**The task**
Pictures aside, repeat every entry exactly.
"""
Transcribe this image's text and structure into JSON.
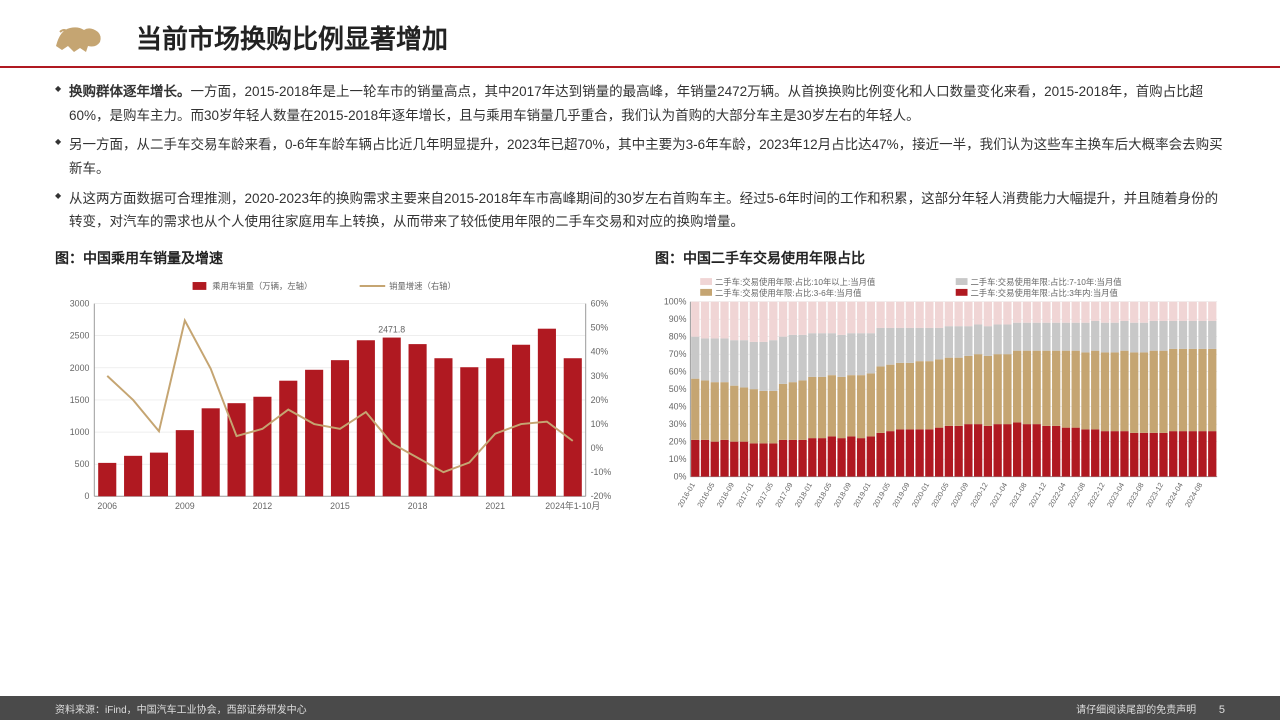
{
  "title": "当前市场换购比例显著增加",
  "bullets": [
    {
      "bold": "换购群体逐年增长。",
      "text": "一方面，2015-2018年是上一轮车市的销量高点，其中2017年达到销量的最高峰，年销量2472万辆。从首换换购比例变化和人口数量变化来看，2015-2018年，首购占比超60%，是购车主力。而30岁年轻人数量在2015-2018年逐年增长，且与乘用车销量几乎重合，我们认为首购的大部分车主是30岁左右的年轻人。"
    },
    {
      "bold": "",
      "text": "另一方面，从二手车交易车龄来看，0-6年车龄车辆占比近几年明显提升，2023年已超70%，其中主要为3-6年车龄，2023年12月占比达47%，接近一半，我们认为这些车主换车后大概率会去购买新车。"
    },
    {
      "bold": "",
      "text": "从这两方面数据可合理推测，2020-2023年的换购需求主要来自2015-2018年车市高峰期间的30岁左右首购车主。经过5-6年时间的工作和积累，这部分年轻人消费能力大幅提升，并且随着身份的转变，对汽车的需求也从个人使用往家庭用车上转换，从而带来了较低使用年限的二手车交易和对应的换购增量。"
    }
  ],
  "chart1": {
    "title": "图：中国乘用车销量及增速",
    "legend_bar": "乘用车销量（万辆，左轴）",
    "legend_line": "销量增速（右轴）",
    "bar_color": "#b01921",
    "line_color": "#c5a572",
    "grid_color": "#ddd",
    "y_left": {
      "min": 0,
      "max": 3000,
      "step": 500
    },
    "y_right": {
      "min": -20,
      "max": 60,
      "step": 10
    },
    "x_labels": [
      "2006",
      "",
      "",
      "2009",
      "",
      "",
      "2012",
      "",
      "",
      "2015",
      "",
      "",
      "2018",
      "",
      "",
      "2021",
      "",
      "",
      "2024年1-10月"
    ],
    "annotation": "2471.8",
    "bars": [
      520,
      630,
      680,
      1030,
      1370,
      1450,
      1550,
      1800,
      1970,
      2120,
      2430,
      2471.8,
      2370,
      2150,
      2010,
      2150,
      2360,
      2610,
      2150
    ],
    "line": [
      30,
      20,
      7,
      53,
      33,
      5,
      8,
      16,
      10,
      8,
      15,
      2,
      -4,
      -10,
      -6,
      6,
      10,
      11,
      3
    ]
  },
  "chart2": {
    "title": "图：中国二手车交易使用年限占比",
    "legend": [
      {
        "label": "二手车:交易使用年限:占比:10年以上:当月值",
        "color": "#f0d5d5"
      },
      {
        "label": "二手车:交易使用年限:占比:7-10年:当月值",
        "color": "#c8c8c8"
      },
      {
        "label": "二手车:交易使用年限:占比:3-6年:当月值",
        "color": "#c5a572"
      },
      {
        "label": "二手车:交易使用年限:占比:3年内:当月值",
        "color": "#b01921"
      }
    ],
    "grid_color": "#ddd",
    "y": {
      "min": 0,
      "max": 100,
      "step": 10
    },
    "x_ticks": [
      "2016-01",
      "2016-05",
      "2016-09",
      "2017-01",
      "2017-05",
      "2017-09",
      "2018-01",
      "2018-05",
      "2018-09",
      "2019-01",
      "2019-05",
      "2019-09",
      "2020-01",
      "2020-05",
      "2020-09",
      "2020-12",
      "2021-04",
      "2021-08",
      "2021-12",
      "2022-04",
      "2022-08",
      "2022-12",
      "2023-04",
      "2023-08",
      "2023-12",
      "2024-04",
      "2024-08"
    ],
    "series_count": 54,
    "series": {
      "s3yr": [
        21,
        21,
        20,
        21,
        20,
        20,
        19,
        19,
        19,
        21,
        21,
        21,
        22,
        22,
        23,
        22,
        23,
        22,
        23,
        25,
        26,
        27,
        27,
        27,
        27,
        28,
        29,
        29,
        30,
        30,
        29,
        30,
        30,
        31,
        30,
        30,
        29,
        29,
        28,
        28,
        27,
        27,
        26,
        26,
        26,
        25,
        25,
        25,
        25,
        26,
        26,
        26,
        26,
        26
      ],
      "s3_6": [
        35,
        34,
        34,
        33,
        32,
        31,
        31,
        30,
        30,
        32,
        33,
        34,
        35,
        35,
        35,
        35,
        35,
        36,
        36,
        38,
        38,
        38,
        38,
        39,
        39,
        39,
        39,
        39,
        39,
        40,
        40,
        40,
        40,
        41,
        42,
        42,
        43,
        43,
        44,
        44,
        44,
        45,
        45,
        45,
        46,
        46,
        46,
        47,
        47,
        47,
        47,
        47,
        47,
        47
      ],
      "s7_10": [
        24,
        24,
        25,
        25,
        26,
        27,
        27,
        28,
        29,
        27,
        27,
        26,
        25,
        25,
        24,
        24,
        24,
        24,
        23,
        22,
        21,
        20,
        20,
        19,
        19,
        18,
        18,
        18,
        17,
        17,
        17,
        17,
        17,
        16,
        16,
        16,
        16,
        16,
        16,
        16,
        17,
        17,
        17,
        17,
        17,
        17,
        17,
        17,
        17,
        16,
        16,
        16,
        16,
        16
      ],
      "s10plus": [
        20,
        21,
        21,
        21,
        22,
        22,
        23,
        23,
        22,
        20,
        19,
        19,
        18,
        18,
        18,
        19,
        18,
        18,
        18,
        15,
        15,
        15,
        15,
        15,
        15,
        15,
        14,
        14,
        14,
        13,
        14,
        13,
        13,
        12,
        12,
        12,
        12,
        12,
        12,
        12,
        12,
        11,
        12,
        12,
        11,
        12,
        12,
        11,
        11,
        11,
        11,
        11,
        11,
        11
      ]
    }
  },
  "footer": {
    "source": "资料来源：iFind，中国汽车工业协会，西部证券研发中心",
    "disclaimer": "请仔细阅读尾部的免责声明",
    "page": "5"
  }
}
"""
**Answer to the problem**
Transcribe this image's text and structure into JSON.
{
  "title": "当前市场换购比例显著增加",
  "bullets": [
    {
      "bold": "换购群体逐年增长。",
      "text": "一方面，2015-2018年是上一轮车市的销量高点，其中2017年达到销量的最高峰，年销量2472万辆。从首换换购比例变化和人口数量变化来看，2015-2018年，首购占比超60%，是购车主力。而30岁年轻人数量在2015-2018年逐年增长，且与乘用车销量几乎重合，我们认为首购的大部分车主是30岁左右的年轻人。"
    },
    {
      "bold": "",
      "text": "另一方面，从二手车交易车龄来看，0-6年车龄车辆占比近几年明显提升，2023年已超70%，其中主要为3-6年车龄，2023年12月占比达47%，接近一半，我们认为这些车主换车后大概率会去购买新车。"
    },
    {
      "bold": "",
      "text": "从这两方面数据可合理推测，2020-2023年的换购需求主要来自2015-2018年车市高峰期间的30岁左右首购车主。经过5-6年时间的工作和积累，这部分年轻人消费能力大幅提升，并且随着身份的转变，对汽车的需求也从个人使用往家庭用车上转换，从而带来了较低使用年限的二手车交易和对应的换购增量。"
    }
  ],
  "chart1": {
    "title": "图：中国乘用车销量及增速",
    "legend_bar": "乘用车销量（万辆，左轴）",
    "legend_line": "销量增速（右轴）",
    "bar_color": "#b01921",
    "line_color": "#c5a572",
    "grid_color": "#ddd",
    "y_left": {
      "min": 0,
      "max": 3000,
      "step": 500
    },
    "y_right": {
      "min": -20,
      "max": 60,
      "step": 10
    },
    "x_labels": [
      "2006",
      "",
      "",
      "2009",
      "",
      "",
      "2012",
      "",
      "",
      "2015",
      "",
      "",
      "2018",
      "",
      "",
      "2021",
      "",
      "",
      "2024年1-10月"
    ],
    "annotation": "2471.8",
    "bars": [
      520,
      630,
      680,
      1030,
      1370,
      1450,
      1550,
      1800,
      1970,
      2120,
      2430,
      2471.8,
      2370,
      2150,
      2010,
      2150,
      2360,
      2610,
      2150
    ],
    "line": [
      30,
      20,
      7,
      53,
      33,
      5,
      8,
      16,
      10,
      8,
      15,
      2,
      -4,
      -10,
      -6,
      6,
      10,
      11,
      3
    ]
  },
  "chart2": {
    "title": "图：中国二手车交易使用年限占比",
    "legend": [
      {
        "label": "二手车:交易使用年限:占比:10年以上:当月值",
        "color": "#f0d5d5"
      },
      {
        "label": "二手车:交易使用年限:占比:7-10年:当月值",
        "color": "#c8c8c8"
      },
      {
        "label": "二手车:交易使用年限:占比:3-6年:当月值",
        "color": "#c5a572"
      },
      {
        "label": "二手车:交易使用年限:占比:3年内:当月值",
        "color": "#b01921"
      }
    ],
    "grid_color": "#ddd",
    "y": {
      "min": 0,
      "max": 100,
      "step": 10
    },
    "x_ticks": [
      "2016-01",
      "2016-05",
      "2016-09",
      "2017-01",
      "2017-05",
      "2017-09",
      "2018-01",
      "2018-05",
      "2018-09",
      "2019-01",
      "2019-05",
      "2019-09",
      "2020-01",
      "2020-05",
      "2020-09",
      "2020-12",
      "2021-04",
      "2021-08",
      "2021-12",
      "2022-04",
      "2022-08",
      "2022-12",
      "2023-04",
      "2023-08",
      "2023-12",
      "2024-04",
      "2024-08"
    ],
    "series_count": 54,
    "series": {
      "s3yr": [
        21,
        21,
        20,
        21,
        20,
        20,
        19,
        19,
        19,
        21,
        21,
        21,
        22,
        22,
        23,
        22,
        23,
        22,
        23,
        25,
        26,
        27,
        27,
        27,
        27,
        28,
        29,
        29,
        30,
        30,
        29,
        30,
        30,
        31,
        30,
        30,
        29,
        29,
        28,
        28,
        27,
        27,
        26,
        26,
        26,
        25,
        25,
        25,
        25,
        26,
        26,
        26,
        26,
        26
      ],
      "s3_6": [
        35,
        34,
        34,
        33,
        32,
        31,
        31,
        30,
        30,
        32,
        33,
        34,
        35,
        35,
        35,
        35,
        35,
        36,
        36,
        38,
        38,
        38,
        38,
        39,
        39,
        39,
        39,
        39,
        39,
        40,
        40,
        40,
        40,
        41,
        42,
        42,
        43,
        43,
        44,
        44,
        44,
        45,
        45,
        45,
        46,
        46,
        46,
        47,
        47,
        47,
        47,
        47,
        47,
        47
      ],
      "s7_10": [
        24,
        24,
        25,
        25,
        26,
        27,
        27,
        28,
        29,
        27,
        27,
        26,
        25,
        25,
        24,
        24,
        24,
        24,
        23,
        22,
        21,
        20,
        20,
        19,
        19,
        18,
        18,
        18,
        17,
        17,
        17,
        17,
        17,
        16,
        16,
        16,
        16,
        16,
        16,
        16,
        17,
        17,
        17,
        17,
        17,
        17,
        17,
        17,
        17,
        16,
        16,
        16,
        16,
        16
      ],
      "s10plus": [
        20,
        21,
        21,
        21,
        22,
        22,
        23,
        23,
        22,
        20,
        19,
        19,
        18,
        18,
        18,
        19,
        18,
        18,
        18,
        15,
        15,
        15,
        15,
        15,
        15,
        15,
        14,
        14,
        14,
        13,
        14,
        13,
        13,
        12,
        12,
        12,
        12,
        12,
        12,
        12,
        12,
        11,
        12,
        12,
        11,
        12,
        12,
        11,
        11,
        11,
        11,
        11,
        11,
        11
      ]
    }
  },
  "footer": {
    "source": "资料来源：iFind，中国汽车工业协会，西部证券研发中心",
    "disclaimer": "请仔细阅读尾部的免责声明",
    "page": "5"
  }
}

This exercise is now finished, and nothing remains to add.